- **PROBLEMS AND TASKS**
- 1) List each named rule that the Java equality article says an equals() implementation should follow, with the condition it states for each.
- 2) Reproduce the Java equality article between "We talked a" and "form of equality.", inclusive.

- **PASSAGE SHOWN**
Equality in Java - Pragmatic Software Engineering

We talked a bit about some of the quirks associated with object identity. Today I’d like to investigate some of the potential pitfalls associated with another form of equality.

In Java, Object.equals() is the mechanism used to compare two objects for equality. The default implementation, defined on Object, implements object identity but the method is defined as overrideable and so authors are free to implement alternative behaviour in their own classes.

Avoiding surprises is one of the first rules of software engineering so we should always start with what makes sense for any implementation of the equals() method. The mathematical properties which apply to equality are:

Transitivity – if a.equals(b) and b.equals(c) then a.equals(c)
Commutativity – if a.equals(b) then b.equals(a)

Java has a specific further convention about equals() which its worth remembering, known as the EqualsHashcode contract

EqualsHashcode Contract – if a.equals(b) then a.hashcode() == b.hashcode()

With that in mind, let’s go through some of the guidelines which you should follow in custom implementations of equals().

[Data entries]

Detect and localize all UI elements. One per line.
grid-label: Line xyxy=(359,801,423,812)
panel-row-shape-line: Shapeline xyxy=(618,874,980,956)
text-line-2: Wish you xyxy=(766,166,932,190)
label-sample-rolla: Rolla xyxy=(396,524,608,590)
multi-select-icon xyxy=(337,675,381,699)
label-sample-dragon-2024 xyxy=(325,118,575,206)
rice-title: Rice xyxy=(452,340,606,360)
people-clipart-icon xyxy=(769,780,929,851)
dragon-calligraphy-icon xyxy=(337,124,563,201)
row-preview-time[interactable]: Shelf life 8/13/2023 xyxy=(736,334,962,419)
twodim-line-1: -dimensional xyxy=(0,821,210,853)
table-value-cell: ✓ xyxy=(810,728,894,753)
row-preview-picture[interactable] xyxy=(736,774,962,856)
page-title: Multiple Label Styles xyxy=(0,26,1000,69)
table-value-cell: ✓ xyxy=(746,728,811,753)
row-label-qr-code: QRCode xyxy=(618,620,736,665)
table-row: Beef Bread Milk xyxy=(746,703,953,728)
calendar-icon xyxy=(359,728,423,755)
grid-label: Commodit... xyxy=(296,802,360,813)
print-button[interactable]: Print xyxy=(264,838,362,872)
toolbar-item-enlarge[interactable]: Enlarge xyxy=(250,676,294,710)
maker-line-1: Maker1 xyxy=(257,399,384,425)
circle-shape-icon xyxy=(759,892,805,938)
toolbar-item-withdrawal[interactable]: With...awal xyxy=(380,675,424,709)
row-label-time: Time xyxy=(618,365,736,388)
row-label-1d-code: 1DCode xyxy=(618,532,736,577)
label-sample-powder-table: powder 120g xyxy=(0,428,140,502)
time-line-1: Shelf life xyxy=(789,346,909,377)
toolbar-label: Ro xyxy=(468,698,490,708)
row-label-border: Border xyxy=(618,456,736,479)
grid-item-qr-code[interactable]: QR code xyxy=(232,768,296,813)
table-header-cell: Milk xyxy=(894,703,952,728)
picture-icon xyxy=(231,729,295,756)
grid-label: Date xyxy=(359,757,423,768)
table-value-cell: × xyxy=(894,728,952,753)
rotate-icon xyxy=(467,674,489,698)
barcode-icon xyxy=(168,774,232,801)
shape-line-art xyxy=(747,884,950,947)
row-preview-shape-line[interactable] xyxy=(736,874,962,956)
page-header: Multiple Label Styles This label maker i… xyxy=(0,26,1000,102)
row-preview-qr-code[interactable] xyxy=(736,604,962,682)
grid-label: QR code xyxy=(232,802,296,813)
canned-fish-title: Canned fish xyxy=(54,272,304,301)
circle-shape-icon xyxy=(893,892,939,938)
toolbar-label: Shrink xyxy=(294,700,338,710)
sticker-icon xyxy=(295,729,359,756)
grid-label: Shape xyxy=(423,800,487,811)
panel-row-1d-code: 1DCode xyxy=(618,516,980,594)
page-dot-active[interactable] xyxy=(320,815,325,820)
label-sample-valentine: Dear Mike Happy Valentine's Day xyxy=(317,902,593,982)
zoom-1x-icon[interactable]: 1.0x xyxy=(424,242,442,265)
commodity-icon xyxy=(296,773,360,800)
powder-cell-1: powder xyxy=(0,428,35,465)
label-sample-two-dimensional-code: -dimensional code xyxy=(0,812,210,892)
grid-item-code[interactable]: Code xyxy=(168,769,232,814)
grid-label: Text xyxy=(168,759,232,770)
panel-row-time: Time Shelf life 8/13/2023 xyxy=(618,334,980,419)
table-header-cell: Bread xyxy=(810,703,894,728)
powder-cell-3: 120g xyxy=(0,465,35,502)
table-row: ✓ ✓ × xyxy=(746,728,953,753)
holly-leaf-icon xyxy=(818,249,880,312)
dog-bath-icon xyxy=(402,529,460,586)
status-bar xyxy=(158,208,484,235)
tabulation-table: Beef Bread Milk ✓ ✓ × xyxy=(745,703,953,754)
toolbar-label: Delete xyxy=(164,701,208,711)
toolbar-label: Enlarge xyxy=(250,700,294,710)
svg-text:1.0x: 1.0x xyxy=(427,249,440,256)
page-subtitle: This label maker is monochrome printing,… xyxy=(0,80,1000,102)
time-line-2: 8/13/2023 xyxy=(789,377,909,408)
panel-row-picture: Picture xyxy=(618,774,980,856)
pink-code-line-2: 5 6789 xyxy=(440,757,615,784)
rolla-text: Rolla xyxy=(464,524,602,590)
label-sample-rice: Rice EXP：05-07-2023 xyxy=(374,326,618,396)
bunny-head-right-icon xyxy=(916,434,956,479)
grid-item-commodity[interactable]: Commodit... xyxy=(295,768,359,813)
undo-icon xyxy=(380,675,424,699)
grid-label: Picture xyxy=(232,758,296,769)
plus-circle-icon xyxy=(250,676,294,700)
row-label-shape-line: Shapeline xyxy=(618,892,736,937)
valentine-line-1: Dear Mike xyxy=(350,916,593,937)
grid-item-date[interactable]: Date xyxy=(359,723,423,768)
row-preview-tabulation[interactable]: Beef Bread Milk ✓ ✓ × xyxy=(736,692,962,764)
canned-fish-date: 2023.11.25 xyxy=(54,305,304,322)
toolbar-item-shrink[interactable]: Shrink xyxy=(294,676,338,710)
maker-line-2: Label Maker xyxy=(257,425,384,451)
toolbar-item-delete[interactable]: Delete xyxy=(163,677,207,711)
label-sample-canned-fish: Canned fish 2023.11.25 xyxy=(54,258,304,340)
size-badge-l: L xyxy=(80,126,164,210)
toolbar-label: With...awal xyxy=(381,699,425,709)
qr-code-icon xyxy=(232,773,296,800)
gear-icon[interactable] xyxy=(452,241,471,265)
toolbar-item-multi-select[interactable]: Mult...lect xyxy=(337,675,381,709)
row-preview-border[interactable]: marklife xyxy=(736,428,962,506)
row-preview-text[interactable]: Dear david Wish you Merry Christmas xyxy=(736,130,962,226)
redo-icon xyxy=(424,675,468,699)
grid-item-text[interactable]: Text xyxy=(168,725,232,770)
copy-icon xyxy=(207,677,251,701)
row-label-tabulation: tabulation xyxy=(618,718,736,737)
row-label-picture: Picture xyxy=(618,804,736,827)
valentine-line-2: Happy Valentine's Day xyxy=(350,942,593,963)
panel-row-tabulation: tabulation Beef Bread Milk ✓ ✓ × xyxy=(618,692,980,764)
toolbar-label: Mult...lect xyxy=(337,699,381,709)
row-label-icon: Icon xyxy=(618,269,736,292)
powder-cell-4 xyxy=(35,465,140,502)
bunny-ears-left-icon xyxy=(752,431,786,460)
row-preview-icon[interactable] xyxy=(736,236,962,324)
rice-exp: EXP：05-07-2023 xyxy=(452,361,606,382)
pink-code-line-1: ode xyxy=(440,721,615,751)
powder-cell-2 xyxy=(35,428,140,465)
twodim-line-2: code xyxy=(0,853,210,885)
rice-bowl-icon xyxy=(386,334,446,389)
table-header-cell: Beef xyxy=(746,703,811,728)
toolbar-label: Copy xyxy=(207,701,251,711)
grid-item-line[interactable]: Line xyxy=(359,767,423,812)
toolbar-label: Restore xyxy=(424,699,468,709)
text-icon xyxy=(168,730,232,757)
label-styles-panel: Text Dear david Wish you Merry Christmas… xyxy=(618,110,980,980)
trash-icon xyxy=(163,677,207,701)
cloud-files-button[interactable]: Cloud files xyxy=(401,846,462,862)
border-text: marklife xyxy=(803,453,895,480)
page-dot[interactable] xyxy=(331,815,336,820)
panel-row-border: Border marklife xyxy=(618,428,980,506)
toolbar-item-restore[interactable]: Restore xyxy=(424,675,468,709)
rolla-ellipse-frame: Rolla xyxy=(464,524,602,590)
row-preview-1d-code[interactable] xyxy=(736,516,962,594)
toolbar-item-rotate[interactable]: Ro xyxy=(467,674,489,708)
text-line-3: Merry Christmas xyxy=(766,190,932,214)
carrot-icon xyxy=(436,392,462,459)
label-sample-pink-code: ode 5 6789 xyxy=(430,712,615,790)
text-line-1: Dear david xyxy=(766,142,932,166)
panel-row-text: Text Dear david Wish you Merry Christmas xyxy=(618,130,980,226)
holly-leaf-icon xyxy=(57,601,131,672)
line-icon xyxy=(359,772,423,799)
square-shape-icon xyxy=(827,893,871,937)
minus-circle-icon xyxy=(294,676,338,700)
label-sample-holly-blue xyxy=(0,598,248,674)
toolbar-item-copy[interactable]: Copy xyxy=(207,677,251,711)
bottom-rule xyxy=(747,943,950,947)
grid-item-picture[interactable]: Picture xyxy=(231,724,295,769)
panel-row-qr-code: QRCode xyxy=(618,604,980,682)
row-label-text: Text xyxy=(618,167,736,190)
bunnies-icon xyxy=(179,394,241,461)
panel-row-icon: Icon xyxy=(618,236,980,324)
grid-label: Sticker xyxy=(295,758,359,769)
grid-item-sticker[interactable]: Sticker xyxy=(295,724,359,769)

- **ANSWERS PER TASK**
- 1)
Transitivity: if a.equals(b) and b.equals(c) then a.equals(c)
Commutativity: if a.equals(b) then b.equals(a)
EqualsHashcode Contract: if a.equals(b) then a.hashcode() == b.hashcode()

- 2)
We talked a bit about some of the quirks associated with object identity. Today I’d like to investigate some of the potential pitfalls associated with another form of equality.